TO DO: Copy out every line of the material below word for word, leaving out the pictures.

● ● ● ● ●

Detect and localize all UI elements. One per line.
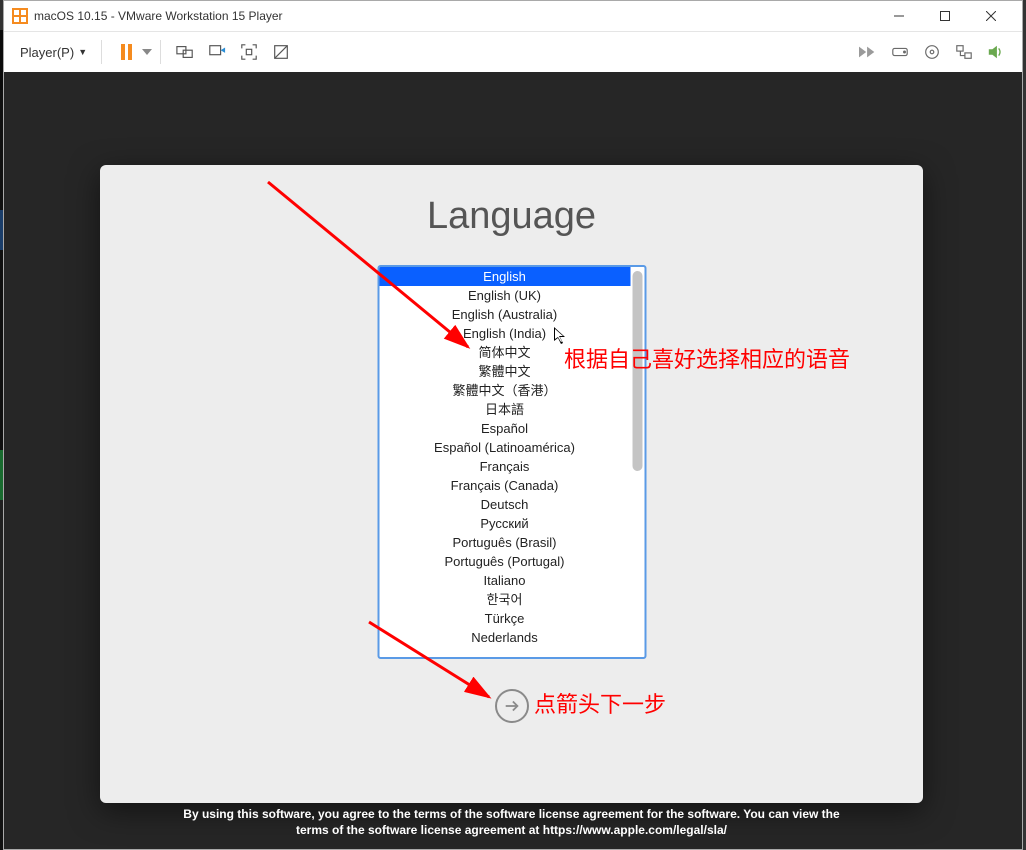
pause-icon — [121, 44, 132, 60]
pause-vm-button[interactable] — [116, 42, 136, 62]
hard-disk-icon[interactable] — [890, 42, 910, 62]
license-footer-text: By using this software, you agree to the… — [100, 806, 923, 838]
window-maximize-button[interactable] — [922, 1, 968, 31]
fast-forward-icon[interactable] — [858, 42, 878, 62]
sound-icon[interactable] — [986, 42, 1006, 62]
annotation-language-arrow — [258, 172, 578, 372]
vmware-player-window: macOS 10.15 - VMware Workstation 15 Play… — [3, 0, 1023, 850]
window-close-button[interactable] — [968, 1, 1014, 31]
annotation-language-text: 根据自己喜好选择相应的语音 — [564, 342, 850, 374]
cd-dvd-icon[interactable] — [922, 42, 942, 62]
window-titlebar: macOS 10.15 - VMware Workstation 15 Play… — [4, 1, 1022, 31]
window-minimize-button[interactable] — [876, 1, 922, 31]
annotation-next-text: 点箭头下一步 — [534, 687, 666, 719]
player-menu[interactable]: Player(P) ▼ — [14, 41, 93, 64]
send-ctrl-alt-del-button[interactable] — [175, 42, 195, 62]
vmware-toolbar: Player(P) ▼ — [4, 31, 1022, 72]
fullscreen-button[interactable] — [239, 42, 259, 62]
vmware-app-icon — [12, 8, 28, 24]
vm-display-area: Language EnglishEnglish (UK)English (Aus… — [4, 72, 1022, 849]
window-title: macOS 10.15 - VMware Workstation 15 Play… — [34, 9, 283, 23]
toolbar-separator — [101, 40, 102, 64]
player-menu-label: Player(P) — [20, 45, 74, 60]
unity-mode-button[interactable] — [271, 42, 291, 62]
pause-dropdown-button[interactable] — [142, 42, 152, 62]
dropdown-caret-icon: ▼ — [78, 47, 87, 57]
manage-vm-button[interactable] — [207, 42, 227, 62]
toolbar-separator — [160, 40, 161, 64]
network-adapter-icon[interactable] — [954, 42, 974, 62]
annotation-next-arrow — [359, 612, 559, 732]
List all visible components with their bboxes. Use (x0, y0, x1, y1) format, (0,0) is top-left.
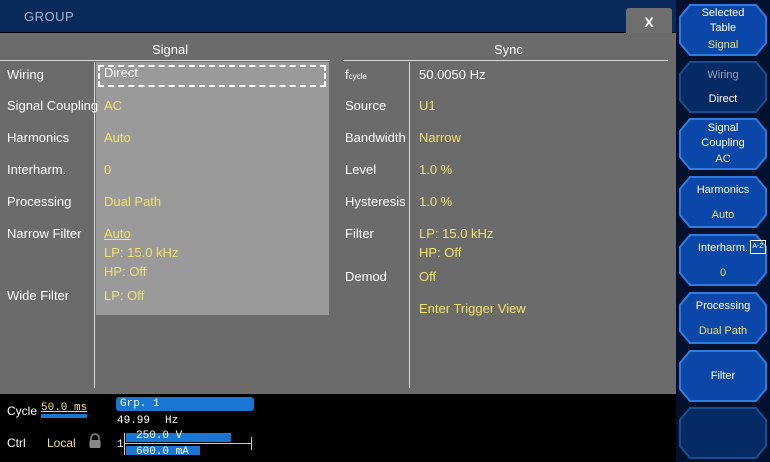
softkey-processing[interactable]: Processing Dual Path (678, 291, 768, 345)
softkey-interharm[interactable]: Interharm. A-Z 0 (678, 233, 768, 287)
level-label: Level (345, 162, 377, 177)
enter-trigger-view-link[interactable]: Enter Trigger View (419, 301, 526, 316)
narrow-filter-lp[interactable]: LP: 15.0 kHz (104, 245, 178, 260)
softkey-value: Dual Path (698, 325, 748, 337)
softkey-value: Auto (711, 209, 735, 221)
softkey-title-1: Wiring (707, 69, 739, 81)
cycle-bar (41, 414, 87, 418)
meter-scale-right (251, 437, 252, 450)
sync-filter-hp[interactable]: HP: Off (419, 245, 461, 260)
harmonics-label: Harmonics (7, 130, 70, 145)
harmonics-value[interactable]: Auto (104, 130, 131, 145)
softkey-empty[interactable] (678, 406, 768, 460)
softkey-filter[interactable]: Filter (678, 349, 768, 403)
sync-header: Sync (494, 42, 523, 57)
sync-header-rule (343, 60, 668, 61)
softkey-title-1: Selected (701, 7, 745, 19)
cycle-value: 50.0 ms (41, 402, 88, 414)
softkey-title-1: Processing (695, 300, 751, 312)
level-value[interactable]: 1.0 % (419, 162, 452, 177)
narrow-filter-label: Narrow Filter (7, 226, 82, 241)
window-title: GROUP (24, 9, 75, 24)
processing-label: Processing (7, 194, 72, 209)
fcycle-label: fcycle (345, 67, 367, 82)
interharm-value[interactable]: 0 (104, 162, 111, 177)
hysteresis-value[interactable]: 1.0 % (419, 194, 452, 209)
title-bar (0, 0, 676, 32)
a-z-keyboard-icon: A-Z (750, 240, 766, 254)
narrow-filter-hp[interactable]: HP: Off (104, 264, 146, 279)
signal-header-rule (0, 60, 330, 61)
voltage-value: 250.0 V (136, 430, 183, 442)
softkey-signal-coupling[interactable]: Signal Coupling AC (678, 117, 768, 171)
softkey-title-1: Filter (710, 370, 736, 382)
ctrl-value: Local (47, 436, 76, 450)
group-label: Grp. 1 (120, 398, 160, 410)
softkey-title-2: Table (709, 22, 737, 34)
softkey-harmonics[interactable]: Harmonics Auto (678, 175, 768, 229)
demod-value[interactable]: Off (419, 269, 436, 284)
softkey-selected-table[interactable]: Selected Table Signal (678, 3, 768, 57)
frequency-unit: Hz (165, 415, 179, 427)
wiring-value: Direct (104, 65, 138, 80)
signal-coupling-value[interactable]: AC (104, 98, 122, 113)
softkey-title-1: Signal (707, 122, 739, 134)
signal-header: Signal (152, 42, 189, 57)
status-bar (0, 394, 676, 462)
meter-scale-axis (124, 443, 252, 444)
interharm-label: Interharm. (7, 162, 67, 177)
channel-number: 1 (117, 439, 124, 451)
filter-label: Filter (345, 226, 374, 241)
softkey-value: AC (715, 153, 731, 165)
fcycle-subscript: cycle (348, 72, 367, 81)
softkey-value: 0 (719, 267, 727, 279)
signal-coupling-label: Signal Coupling (7, 98, 99, 113)
processing-value[interactable]: Dual Path (104, 194, 161, 209)
frequency-value: 49.99 (117, 415, 151, 427)
source-value[interactable]: U1 (419, 98, 436, 113)
meter-scale-left (124, 433, 125, 455)
wide-filter-value[interactable]: LP: Off (104, 288, 144, 303)
source-label: Source (345, 98, 387, 113)
sync-column-divider (409, 62, 410, 388)
softkey-wiring[interactable]: Wiring Direct (678, 60, 768, 114)
fcycle-value: 50.0050 Hz (419, 67, 486, 82)
softkey-title-2: Coupling (701, 137, 745, 149)
bandwidth-value[interactable]: Narrow (419, 130, 461, 145)
softkey-value: Direct (708, 93, 738, 105)
softkey-shape (679, 407, 767, 459)
lock-icon (88, 433, 102, 449)
softkey-value: Signal (707, 39, 739, 51)
demod-label: Demod (345, 269, 387, 284)
sync-filter-lp[interactable]: LP: 15.0 kHz (419, 226, 493, 241)
bandwidth-label: Bandwidth (345, 130, 406, 145)
hysteresis-label: Hysteresis (345, 194, 406, 209)
wide-filter-label: Wide Filter (7, 288, 70, 303)
narrow-filter-mode[interactable]: Auto (104, 226, 131, 241)
softkey-title-1: Harmonics (696, 184, 750, 196)
ctrl-label: Ctrl (7, 436, 26, 450)
wiring-label: Wiring (7, 67, 44, 82)
close-button[interactable]: X (626, 8, 672, 36)
cycle-label: Cycle (7, 404, 38, 418)
current-value: 600.0 mA (136, 446, 189, 458)
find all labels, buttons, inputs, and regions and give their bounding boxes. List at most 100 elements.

● ● ● ● ●

FULL ANSWER:
Detect and localize all UI elements. One per line.
pause-icon — [121, 44, 132, 60]
pause-vm-button[interactable] — [116, 42, 136, 62]
hard-disk-icon[interactable] — [890, 42, 910, 62]
license-footer-text: By using this software, you agree to the… — [100, 806, 923, 838]
window-maximize-button[interactable] — [922, 1, 968, 31]
fast-forward-icon[interactable] — [858, 42, 878, 62]
sound-icon[interactable] — [986, 42, 1006, 62]
annotation-language-arrow — [258, 172, 578, 372]
vmware-player-window: macOS 10.15 - VMware Workstation 15 Play… — [3, 0, 1023, 850]
window-close-button[interactable] — [968, 1, 1014, 31]
annotation-language-text: 根据自己喜好选择相应的语音 — [564, 342, 850, 374]
cd-dvd-icon[interactable] — [922, 42, 942, 62]
window-titlebar: macOS 10.15 - VMware Workstation 15 Play… — [4, 1, 1022, 31]
window-minimize-button[interactable] — [876, 1, 922, 31]
annotation-next-text: 点箭头下一步 — [534, 687, 666, 719]
player-menu[interactable]: Player(P) ▼ — [14, 41, 93, 64]
send-ctrl-alt-del-button[interactable] — [175, 42, 195, 62]
vmware-toolbar: Player(P) ▼ — [4, 31, 1022, 72]
fullscreen-button[interactable] — [239, 42, 259, 62]
vmware-app-icon — [12, 8, 28, 24]
vm-display-area: Language EnglishEnglish (UK)English (Aus… — [4, 72, 1022, 849]
window-title: macOS 10.15 - VMware Workstation 15 Play… — [34, 9, 283, 23]
toolbar-separator — [101, 40, 102, 64]
player-menu-label: Player(P) — [20, 45, 74, 60]
unity-mode-button[interactable] — [271, 42, 291, 62]
pause-dropdown-button[interactable] — [142, 42, 152, 62]
dropdown-caret-icon: ▼ — [78, 47, 87, 57]
manage-vm-button[interactable] — [207, 42, 227, 62]
toolbar-separator — [160, 40, 161, 64]
network-adapter-icon[interactable] — [954, 42, 974, 62]
annotation-next-arrow — [359, 612, 559, 732]
List all visible components with their bboxes. Use (x0, y0, x1, y1) format, (0,0) is top-left.
softkey-processing[interactable]: Processing Dual Path (678, 291, 768, 345)
softkey-interharm[interactable]: Interharm. A-Z 0 (678, 233, 768, 287)
level-label: Level (345, 162, 377, 177)
enter-trigger-view-link[interactable]: Enter Trigger View (419, 301, 526, 316)
narrow-filter-lp[interactable]: LP: 15.0 kHz (104, 245, 178, 260)
softkey-value: Dual Path (698, 325, 748, 337)
softkey-value: Auto (711, 209, 735, 221)
softkey-title-1: Wiring (707, 69, 739, 81)
cycle-bar (41, 414, 87, 418)
meter-scale-right (251, 437, 252, 450)
sync-filter-hp[interactable]: HP: Off (419, 245, 461, 260)
harmonics-label: Harmonics (7, 130, 70, 145)
harmonics-value[interactable]: Auto (104, 130, 131, 145)
softkey-empty[interactable] (678, 406, 768, 460)
softkey-filter[interactable]: Filter (678, 349, 768, 403)
sync-header: Sync (494, 42, 523, 57)
sync-header-rule (343, 60, 668, 61)
softkey-title-1: Selected (701, 7, 745, 19)
cycle-value: 50.0 ms (41, 402, 88, 414)
softkey-title-1: Processing (695, 300, 751, 312)
level-value[interactable]: 1.0 % (419, 162, 452, 177)
narrow-filter-label: Narrow Filter (7, 226, 82, 241)
window-title: GROUP (24, 9, 75, 24)
processing-label: Processing (7, 194, 72, 209)
fcycle-label: fcycle (345, 67, 367, 82)
interharm-value[interactable]: 0 (104, 162, 111, 177)
hysteresis-value[interactable]: 1.0 % (419, 194, 452, 209)
title-bar (0, 0, 676, 32)
a-z-keyboard-icon: A-Z (750, 240, 766, 254)
narrow-filter-hp[interactable]: HP: Off (104, 264, 146, 279)
signal-header-rule (0, 60, 330, 61)
voltage-value: 250.0 V (136, 430, 183, 442)
softkey-signal-coupling[interactable]: Signal Coupling AC (678, 117, 768, 171)
softkey-title-1: Filter (710, 370, 736, 382)
ctrl-value: Local (47, 436, 76, 450)
group-label: Grp. 1 (120, 398, 160, 410)
softkey-title-2: Table (709, 22, 737, 34)
softkey-harmonics[interactable]: Harmonics Auto (678, 175, 768, 229)
demod-value[interactable]: Off (419, 269, 436, 284)
softkey-selected-table[interactable]: Selected Table Signal (678, 3, 768, 57)
frequency-unit: Hz (165, 415, 179, 427)
wiring-value: Direct (104, 65, 138, 80)
signal-coupling-value[interactable]: AC (104, 98, 122, 113)
softkey-title-1: Signal (707, 122, 739, 134)
signal-header: Signal (152, 42, 189, 57)
status-bar (0, 394, 676, 462)
meter-scale-axis (124, 443, 252, 444)
interharm-label: Interharm. (7, 162, 67, 177)
channel-number: 1 (117, 439, 124, 451)
filter-label: Filter (345, 226, 374, 241)
softkey-value: AC (715, 153, 731, 165)
fcycle-subscript: cycle (348, 72, 367, 81)
softkey-value: 0 (719, 267, 727, 279)
signal-coupling-label: Signal Coupling (7, 98, 99, 113)
processing-value[interactable]: Dual Path (104, 194, 161, 209)
frequency-value: 49.99 (117, 415, 151, 427)
source-value[interactable]: U1 (419, 98, 436, 113)
meter-scale-left (124, 433, 125, 455)
wide-filter-value[interactable]: LP: Off (104, 288, 144, 303)
source-label: Source (345, 98, 387, 113)
sync-column-divider (409, 62, 410, 388)
softkey-wiring[interactable]: Wiring Direct (678, 60, 768, 114)
fcycle-value: 50.0050 Hz (419, 67, 486, 82)
softkey-title-2: Coupling (701, 137, 745, 149)
bandwidth-value[interactable]: Narrow (419, 130, 461, 145)
softkey-value: Direct (708, 93, 738, 105)
softkey-shape (679, 407, 767, 459)
lock-icon (88, 433, 102, 449)
softkey-value: Signal (707, 39, 739, 51)
demod-label: Demod (345, 269, 387, 284)
sync-filter-lp[interactable]: LP: 15.0 kHz (419, 226, 493, 241)
bandwidth-label: Bandwidth (345, 130, 406, 145)
hysteresis-label: Hysteresis (345, 194, 406, 209)
wide-filter-label: Wide Filter (7, 288, 70, 303)
narrow-filter-mode[interactable]: Auto (104, 226, 131, 241)
softkey-title-1: Harmonics (696, 184, 750, 196)
ctrl-label: Ctrl (7, 436, 26, 450)
wiring-label: Wiring (7, 67, 44, 82)
close-button[interactable]: X (626, 8, 672, 36)
cycle-label: Cycle (7, 404, 38, 418)
current-value: 600.0 mA (136, 446, 189, 458)
find all labels, buttons, inputs, and regions and give their bounding boxes. List at most 100 elements.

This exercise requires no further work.